Check every line of the material below for the string "find", and return the ones that have it.
Records for the exercise start
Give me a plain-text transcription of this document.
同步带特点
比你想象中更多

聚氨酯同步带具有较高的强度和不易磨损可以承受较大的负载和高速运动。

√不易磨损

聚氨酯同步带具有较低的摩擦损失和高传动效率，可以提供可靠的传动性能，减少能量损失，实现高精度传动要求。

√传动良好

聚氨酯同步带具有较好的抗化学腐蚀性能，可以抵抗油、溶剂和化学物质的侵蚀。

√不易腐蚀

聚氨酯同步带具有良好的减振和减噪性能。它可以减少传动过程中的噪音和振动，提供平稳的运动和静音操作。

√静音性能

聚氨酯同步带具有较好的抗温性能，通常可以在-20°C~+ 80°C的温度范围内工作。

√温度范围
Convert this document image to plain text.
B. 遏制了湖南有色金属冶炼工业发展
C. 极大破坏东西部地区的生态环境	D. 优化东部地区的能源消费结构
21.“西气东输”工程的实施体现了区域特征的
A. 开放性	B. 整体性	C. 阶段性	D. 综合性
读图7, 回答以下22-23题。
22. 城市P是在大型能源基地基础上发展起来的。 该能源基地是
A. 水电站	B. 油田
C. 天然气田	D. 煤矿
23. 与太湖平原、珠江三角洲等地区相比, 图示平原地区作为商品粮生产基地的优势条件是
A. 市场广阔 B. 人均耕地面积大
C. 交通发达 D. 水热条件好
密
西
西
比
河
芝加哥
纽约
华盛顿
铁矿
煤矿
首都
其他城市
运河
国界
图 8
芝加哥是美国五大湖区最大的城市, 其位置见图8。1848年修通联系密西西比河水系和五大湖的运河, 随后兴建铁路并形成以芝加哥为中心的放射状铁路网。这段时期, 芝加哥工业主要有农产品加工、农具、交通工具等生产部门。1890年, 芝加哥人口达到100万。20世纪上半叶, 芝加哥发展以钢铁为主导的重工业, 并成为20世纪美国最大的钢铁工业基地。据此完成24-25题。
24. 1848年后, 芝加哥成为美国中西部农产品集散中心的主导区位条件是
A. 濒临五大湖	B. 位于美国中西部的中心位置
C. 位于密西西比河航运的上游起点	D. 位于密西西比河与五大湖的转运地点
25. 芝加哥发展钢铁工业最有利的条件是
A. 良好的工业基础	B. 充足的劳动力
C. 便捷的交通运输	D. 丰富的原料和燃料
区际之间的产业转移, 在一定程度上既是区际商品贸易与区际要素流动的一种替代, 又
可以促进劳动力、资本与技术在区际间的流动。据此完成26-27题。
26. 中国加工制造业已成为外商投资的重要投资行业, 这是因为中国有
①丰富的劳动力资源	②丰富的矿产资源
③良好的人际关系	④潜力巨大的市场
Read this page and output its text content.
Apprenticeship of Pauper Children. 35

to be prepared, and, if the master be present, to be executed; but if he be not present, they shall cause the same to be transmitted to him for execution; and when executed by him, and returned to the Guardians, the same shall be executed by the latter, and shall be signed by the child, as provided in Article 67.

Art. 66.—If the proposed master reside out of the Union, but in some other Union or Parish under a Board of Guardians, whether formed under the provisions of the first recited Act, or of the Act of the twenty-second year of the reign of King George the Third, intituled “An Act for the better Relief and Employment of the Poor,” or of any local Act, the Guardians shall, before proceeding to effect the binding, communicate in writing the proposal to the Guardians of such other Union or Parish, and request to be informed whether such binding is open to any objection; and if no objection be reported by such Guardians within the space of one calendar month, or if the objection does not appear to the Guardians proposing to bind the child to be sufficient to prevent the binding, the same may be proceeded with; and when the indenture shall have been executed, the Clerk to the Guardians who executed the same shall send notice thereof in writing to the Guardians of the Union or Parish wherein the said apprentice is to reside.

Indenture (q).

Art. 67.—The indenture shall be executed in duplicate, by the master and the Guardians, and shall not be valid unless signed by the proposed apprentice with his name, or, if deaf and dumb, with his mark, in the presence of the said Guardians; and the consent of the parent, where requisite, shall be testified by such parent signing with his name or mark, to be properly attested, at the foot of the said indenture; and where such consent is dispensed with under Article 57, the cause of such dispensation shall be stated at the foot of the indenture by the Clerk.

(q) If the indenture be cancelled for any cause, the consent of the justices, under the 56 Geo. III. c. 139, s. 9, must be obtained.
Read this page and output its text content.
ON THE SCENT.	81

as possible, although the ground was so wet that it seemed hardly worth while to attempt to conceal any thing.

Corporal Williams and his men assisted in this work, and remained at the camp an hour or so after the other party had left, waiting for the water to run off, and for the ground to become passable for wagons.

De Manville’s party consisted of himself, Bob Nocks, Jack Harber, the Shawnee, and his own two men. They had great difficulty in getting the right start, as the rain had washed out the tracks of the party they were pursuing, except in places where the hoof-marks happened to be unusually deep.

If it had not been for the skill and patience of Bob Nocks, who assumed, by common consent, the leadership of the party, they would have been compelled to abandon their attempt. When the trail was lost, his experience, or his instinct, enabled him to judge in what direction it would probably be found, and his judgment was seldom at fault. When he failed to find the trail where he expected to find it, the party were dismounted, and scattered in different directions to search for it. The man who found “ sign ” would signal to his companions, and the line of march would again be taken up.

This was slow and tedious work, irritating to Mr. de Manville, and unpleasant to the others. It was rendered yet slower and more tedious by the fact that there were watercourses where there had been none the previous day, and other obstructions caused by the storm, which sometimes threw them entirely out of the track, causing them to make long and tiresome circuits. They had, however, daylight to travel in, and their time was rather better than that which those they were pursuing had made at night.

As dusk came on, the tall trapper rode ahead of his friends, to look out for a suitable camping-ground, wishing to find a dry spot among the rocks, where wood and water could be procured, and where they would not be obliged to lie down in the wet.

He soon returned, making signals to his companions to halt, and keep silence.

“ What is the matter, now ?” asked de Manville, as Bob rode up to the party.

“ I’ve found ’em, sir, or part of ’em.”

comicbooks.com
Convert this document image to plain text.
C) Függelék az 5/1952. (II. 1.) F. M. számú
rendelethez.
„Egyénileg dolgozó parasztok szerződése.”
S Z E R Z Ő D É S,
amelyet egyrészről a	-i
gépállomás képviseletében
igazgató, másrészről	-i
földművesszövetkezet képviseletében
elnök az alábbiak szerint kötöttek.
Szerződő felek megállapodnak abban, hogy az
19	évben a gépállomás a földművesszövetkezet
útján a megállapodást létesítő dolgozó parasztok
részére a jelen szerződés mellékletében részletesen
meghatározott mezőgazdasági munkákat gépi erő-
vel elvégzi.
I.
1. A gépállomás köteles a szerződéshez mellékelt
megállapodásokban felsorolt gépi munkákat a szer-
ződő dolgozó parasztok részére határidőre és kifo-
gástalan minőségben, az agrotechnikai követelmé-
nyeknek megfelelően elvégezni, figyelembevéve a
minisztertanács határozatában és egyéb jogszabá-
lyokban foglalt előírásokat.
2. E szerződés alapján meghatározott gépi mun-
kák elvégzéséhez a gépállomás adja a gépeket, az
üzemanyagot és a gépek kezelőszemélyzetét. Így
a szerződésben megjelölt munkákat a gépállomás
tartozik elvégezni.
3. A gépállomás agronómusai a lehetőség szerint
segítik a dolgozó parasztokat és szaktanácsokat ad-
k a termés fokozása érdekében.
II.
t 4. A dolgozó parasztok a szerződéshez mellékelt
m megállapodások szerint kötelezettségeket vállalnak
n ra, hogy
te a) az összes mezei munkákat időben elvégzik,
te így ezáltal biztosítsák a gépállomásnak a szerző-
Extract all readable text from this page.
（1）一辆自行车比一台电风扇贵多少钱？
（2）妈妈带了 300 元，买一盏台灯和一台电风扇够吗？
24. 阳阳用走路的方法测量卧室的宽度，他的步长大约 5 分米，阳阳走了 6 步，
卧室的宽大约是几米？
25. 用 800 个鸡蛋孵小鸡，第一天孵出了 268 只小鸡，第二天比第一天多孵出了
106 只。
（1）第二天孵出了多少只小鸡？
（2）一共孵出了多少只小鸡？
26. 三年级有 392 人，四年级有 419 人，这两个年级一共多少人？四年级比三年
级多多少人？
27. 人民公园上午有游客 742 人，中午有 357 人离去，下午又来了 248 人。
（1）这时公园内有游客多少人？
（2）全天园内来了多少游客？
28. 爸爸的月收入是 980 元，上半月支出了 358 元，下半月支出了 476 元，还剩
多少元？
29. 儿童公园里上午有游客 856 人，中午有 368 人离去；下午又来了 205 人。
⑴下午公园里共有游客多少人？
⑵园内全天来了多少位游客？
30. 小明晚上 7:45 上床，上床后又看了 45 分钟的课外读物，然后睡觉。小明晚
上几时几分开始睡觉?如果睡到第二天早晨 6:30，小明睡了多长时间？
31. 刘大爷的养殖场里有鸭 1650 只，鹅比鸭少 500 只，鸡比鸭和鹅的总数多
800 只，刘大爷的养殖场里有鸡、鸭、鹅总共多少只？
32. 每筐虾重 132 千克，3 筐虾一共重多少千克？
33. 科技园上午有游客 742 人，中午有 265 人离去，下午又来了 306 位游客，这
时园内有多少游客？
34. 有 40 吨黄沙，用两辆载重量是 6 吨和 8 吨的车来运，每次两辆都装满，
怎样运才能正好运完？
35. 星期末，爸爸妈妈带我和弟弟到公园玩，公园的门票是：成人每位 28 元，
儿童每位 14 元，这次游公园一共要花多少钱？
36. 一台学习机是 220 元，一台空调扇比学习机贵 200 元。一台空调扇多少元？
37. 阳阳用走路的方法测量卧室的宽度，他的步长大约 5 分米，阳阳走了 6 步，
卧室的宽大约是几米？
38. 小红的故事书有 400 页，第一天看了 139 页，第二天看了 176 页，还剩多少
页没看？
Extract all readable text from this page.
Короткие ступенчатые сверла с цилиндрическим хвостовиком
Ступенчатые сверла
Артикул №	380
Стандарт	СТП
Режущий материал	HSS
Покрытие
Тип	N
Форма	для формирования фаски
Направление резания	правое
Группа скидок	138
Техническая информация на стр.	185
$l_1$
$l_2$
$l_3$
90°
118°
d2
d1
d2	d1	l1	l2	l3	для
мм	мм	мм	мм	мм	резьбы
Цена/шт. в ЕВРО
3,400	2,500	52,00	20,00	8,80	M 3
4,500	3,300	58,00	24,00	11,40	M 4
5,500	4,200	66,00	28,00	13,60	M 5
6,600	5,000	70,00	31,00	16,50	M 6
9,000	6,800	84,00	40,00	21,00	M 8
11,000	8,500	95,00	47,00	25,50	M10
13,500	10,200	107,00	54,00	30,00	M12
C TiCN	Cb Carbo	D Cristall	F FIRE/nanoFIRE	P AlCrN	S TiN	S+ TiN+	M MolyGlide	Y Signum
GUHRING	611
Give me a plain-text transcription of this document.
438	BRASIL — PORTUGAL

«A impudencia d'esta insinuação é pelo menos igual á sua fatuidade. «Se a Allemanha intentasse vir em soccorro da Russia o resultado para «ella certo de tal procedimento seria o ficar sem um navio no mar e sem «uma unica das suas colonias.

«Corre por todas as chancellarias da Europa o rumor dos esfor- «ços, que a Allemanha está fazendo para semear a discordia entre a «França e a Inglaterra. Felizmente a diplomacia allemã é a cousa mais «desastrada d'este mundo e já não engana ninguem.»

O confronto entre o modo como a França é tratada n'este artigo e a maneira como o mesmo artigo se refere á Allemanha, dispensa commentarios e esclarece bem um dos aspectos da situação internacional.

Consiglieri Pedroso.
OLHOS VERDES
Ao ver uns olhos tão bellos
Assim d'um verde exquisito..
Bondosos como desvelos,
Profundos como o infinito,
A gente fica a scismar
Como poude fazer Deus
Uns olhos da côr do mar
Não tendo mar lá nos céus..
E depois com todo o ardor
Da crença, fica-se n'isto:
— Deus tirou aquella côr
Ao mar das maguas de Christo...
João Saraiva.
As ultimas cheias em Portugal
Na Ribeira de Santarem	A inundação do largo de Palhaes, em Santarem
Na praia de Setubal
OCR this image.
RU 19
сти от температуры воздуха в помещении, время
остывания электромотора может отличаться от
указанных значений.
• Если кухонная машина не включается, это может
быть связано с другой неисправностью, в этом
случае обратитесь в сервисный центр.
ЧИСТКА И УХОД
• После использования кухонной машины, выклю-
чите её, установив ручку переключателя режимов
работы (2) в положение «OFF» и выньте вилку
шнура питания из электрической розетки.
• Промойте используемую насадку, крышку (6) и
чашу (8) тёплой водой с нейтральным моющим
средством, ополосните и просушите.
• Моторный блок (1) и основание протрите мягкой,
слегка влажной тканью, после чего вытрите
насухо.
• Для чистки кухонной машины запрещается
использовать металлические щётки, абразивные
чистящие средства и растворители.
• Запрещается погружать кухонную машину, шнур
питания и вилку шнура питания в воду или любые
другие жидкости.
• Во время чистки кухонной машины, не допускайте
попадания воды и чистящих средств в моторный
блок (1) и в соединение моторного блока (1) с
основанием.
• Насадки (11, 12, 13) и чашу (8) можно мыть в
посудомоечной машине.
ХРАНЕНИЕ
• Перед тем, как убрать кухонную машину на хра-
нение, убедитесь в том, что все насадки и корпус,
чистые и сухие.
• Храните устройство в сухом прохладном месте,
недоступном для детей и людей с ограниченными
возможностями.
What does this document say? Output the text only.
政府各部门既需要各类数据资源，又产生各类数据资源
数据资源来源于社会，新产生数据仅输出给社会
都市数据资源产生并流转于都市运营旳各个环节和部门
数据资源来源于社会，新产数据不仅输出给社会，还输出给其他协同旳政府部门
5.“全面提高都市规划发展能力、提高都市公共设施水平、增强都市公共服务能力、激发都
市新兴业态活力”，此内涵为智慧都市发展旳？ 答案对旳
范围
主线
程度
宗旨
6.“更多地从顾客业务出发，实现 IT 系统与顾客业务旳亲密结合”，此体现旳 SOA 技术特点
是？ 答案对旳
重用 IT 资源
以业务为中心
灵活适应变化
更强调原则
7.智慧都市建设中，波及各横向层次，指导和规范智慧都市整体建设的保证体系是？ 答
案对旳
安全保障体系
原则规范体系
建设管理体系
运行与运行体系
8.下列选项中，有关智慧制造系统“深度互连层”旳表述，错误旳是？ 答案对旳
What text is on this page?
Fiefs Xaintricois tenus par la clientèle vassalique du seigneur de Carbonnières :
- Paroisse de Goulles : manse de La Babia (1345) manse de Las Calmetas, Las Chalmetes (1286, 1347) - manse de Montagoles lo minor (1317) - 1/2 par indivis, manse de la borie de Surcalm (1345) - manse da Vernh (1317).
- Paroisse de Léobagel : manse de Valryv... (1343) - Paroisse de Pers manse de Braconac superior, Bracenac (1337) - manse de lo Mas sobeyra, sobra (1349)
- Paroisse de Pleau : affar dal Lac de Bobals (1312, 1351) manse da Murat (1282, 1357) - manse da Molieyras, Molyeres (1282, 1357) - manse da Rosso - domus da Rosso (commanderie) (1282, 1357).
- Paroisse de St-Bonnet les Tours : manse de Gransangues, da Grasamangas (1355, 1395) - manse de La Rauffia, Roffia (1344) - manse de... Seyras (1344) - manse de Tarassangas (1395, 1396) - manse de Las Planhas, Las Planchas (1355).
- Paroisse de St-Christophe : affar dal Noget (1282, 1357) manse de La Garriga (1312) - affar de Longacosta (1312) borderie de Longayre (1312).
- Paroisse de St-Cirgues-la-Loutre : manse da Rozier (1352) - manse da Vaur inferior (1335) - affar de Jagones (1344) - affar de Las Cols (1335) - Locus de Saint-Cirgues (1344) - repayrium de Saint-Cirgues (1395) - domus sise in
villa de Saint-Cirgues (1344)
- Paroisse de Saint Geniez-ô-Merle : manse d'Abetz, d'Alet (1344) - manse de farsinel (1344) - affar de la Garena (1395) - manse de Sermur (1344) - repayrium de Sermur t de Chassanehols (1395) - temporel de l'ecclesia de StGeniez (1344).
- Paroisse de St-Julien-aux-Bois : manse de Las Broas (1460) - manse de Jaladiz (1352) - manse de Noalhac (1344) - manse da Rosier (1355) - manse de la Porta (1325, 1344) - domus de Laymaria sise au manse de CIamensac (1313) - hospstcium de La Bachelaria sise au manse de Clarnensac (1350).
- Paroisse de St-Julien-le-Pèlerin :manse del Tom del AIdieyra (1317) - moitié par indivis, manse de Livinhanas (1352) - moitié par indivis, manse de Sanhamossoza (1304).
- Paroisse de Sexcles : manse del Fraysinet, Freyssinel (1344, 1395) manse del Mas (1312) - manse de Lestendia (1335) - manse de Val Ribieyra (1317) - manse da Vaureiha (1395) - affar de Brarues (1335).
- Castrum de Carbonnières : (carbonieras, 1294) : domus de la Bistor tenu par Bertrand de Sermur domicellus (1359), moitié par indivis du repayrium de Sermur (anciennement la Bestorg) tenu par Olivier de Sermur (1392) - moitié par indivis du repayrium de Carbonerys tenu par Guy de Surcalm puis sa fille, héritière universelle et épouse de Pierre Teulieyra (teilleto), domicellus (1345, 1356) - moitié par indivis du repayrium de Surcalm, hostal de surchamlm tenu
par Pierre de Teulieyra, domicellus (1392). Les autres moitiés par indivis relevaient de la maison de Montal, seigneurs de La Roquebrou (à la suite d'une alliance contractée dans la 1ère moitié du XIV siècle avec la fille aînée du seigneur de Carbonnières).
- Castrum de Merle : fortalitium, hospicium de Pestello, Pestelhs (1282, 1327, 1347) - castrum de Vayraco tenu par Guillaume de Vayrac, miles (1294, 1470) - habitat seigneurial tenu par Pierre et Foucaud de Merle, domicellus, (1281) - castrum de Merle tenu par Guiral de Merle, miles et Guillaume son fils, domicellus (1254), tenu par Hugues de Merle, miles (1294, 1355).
Records for the exercise end
The answer:
If it had not been for the skill and patience of Bob Nocks, who assumed, by common consent, the leadership of the party, they would have been compelled to abandon their attempt. When the trail was lost, his experience, or his instinct, enabled him to judge in what direction it would probably be found, and his judgment was seldom at fault. When he failed to find the trail where he expected to find it, the party were dismounted, and scattered in different directions to search for it. The man who found “ sign ” would signal to his companions, and the line of march would again be taken up.
As dusk came on, the tall trapper rode ahead of his friends, to look out for a suitable camping-ground, wishing to find a dry spot among the rocks, where wood and water could be procured, and where they would not be obliged to lie down in the wet.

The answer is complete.